### Qué hacer
En el fragmento de El boxeador polaco, ¿qué le contesta a Tamara quien narra cuando ella le pregunta en qué trabaja?

### Fragmento dado
Eduardo Halfon Tenenbaum
El boxeador polaco



“Mi infancia fue en español y mis libros siempre van a la infancia”, son “un retroceso narrativo a mis orígenes y un acercamiento a la intolerancia religiosa y cultural.”

Eduardo Halfon


"Tamara tomó mi cigarro encendido del cenicero, le dio un profundo jalón y me preguntó en qué trabajaba. Le dije serio que era pediatra y mentiroso profesional. Levantó una mano como diciendo alto. Me gustó mucho su mano y no sé por qué recordé un verso de un poema de E.E. Cummings que cita Woody Allen en alguna de sus películas sobre la infidelidad. Nadie, le dije mientras atrapaba su mano elevada como a una pálida y frágil mariposa, ni siquiera la lluvia, tiene manos tan pequeñas. Tamara sonrió, me dijo que sus padres eran doctores, que ella también escribía poemas de vez en cuando, y supuse que me había atribuido la línea de Cummings, pero no se me antojó corregirla. Y ya no soltó mi mano.

### Ítems de datos
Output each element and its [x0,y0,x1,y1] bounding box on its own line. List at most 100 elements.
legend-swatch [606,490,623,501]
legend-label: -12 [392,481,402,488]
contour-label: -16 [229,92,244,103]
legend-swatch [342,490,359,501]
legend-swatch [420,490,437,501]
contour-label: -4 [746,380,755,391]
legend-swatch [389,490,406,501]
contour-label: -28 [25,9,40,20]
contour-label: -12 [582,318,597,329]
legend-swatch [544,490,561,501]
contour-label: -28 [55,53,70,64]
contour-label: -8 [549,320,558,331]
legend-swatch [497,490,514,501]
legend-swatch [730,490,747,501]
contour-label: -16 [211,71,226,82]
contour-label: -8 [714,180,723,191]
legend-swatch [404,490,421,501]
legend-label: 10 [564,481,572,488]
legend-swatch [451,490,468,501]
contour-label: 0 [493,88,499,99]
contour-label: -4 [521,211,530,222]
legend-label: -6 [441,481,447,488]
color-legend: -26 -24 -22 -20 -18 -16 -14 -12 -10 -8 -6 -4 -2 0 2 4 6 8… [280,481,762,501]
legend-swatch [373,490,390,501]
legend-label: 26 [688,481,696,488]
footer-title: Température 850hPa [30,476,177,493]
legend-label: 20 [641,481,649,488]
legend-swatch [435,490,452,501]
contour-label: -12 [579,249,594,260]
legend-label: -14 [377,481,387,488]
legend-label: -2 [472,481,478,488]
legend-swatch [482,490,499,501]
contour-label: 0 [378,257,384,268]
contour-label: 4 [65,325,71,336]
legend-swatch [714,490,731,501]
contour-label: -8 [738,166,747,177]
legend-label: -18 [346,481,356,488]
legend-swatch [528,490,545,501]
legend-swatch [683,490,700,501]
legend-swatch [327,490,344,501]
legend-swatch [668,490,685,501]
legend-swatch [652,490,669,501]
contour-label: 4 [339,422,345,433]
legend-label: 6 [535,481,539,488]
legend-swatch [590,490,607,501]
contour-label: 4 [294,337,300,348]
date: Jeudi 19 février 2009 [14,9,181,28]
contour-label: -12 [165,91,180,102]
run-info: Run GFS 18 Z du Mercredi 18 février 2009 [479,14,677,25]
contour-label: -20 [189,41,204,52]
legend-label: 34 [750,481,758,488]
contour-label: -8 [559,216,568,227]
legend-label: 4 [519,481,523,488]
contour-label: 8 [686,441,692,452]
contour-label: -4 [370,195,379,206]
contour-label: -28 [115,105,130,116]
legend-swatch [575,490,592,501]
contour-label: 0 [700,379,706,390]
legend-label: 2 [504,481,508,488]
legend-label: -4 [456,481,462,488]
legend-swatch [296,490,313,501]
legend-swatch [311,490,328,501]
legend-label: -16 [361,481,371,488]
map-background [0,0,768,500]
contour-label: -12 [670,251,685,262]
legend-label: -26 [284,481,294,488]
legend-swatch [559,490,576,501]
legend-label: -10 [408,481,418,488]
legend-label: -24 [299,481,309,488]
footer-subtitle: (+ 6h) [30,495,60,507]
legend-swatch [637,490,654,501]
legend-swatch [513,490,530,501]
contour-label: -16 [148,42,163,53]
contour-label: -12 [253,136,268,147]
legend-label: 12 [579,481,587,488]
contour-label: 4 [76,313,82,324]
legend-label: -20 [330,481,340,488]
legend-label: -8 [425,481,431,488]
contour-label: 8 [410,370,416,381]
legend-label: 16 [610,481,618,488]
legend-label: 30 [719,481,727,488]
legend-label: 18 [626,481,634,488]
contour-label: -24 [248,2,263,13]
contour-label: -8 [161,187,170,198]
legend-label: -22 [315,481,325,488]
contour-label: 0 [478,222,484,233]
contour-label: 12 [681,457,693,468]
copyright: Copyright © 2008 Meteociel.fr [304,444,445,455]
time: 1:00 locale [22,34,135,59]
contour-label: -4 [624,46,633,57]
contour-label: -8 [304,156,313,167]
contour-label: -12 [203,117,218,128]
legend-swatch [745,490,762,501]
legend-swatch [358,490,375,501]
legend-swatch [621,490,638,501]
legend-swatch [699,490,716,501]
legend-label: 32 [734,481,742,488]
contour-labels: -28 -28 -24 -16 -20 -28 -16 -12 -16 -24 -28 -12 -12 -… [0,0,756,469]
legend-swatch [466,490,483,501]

### Tu respuesta
Que era pediatra y mentiroso profesional.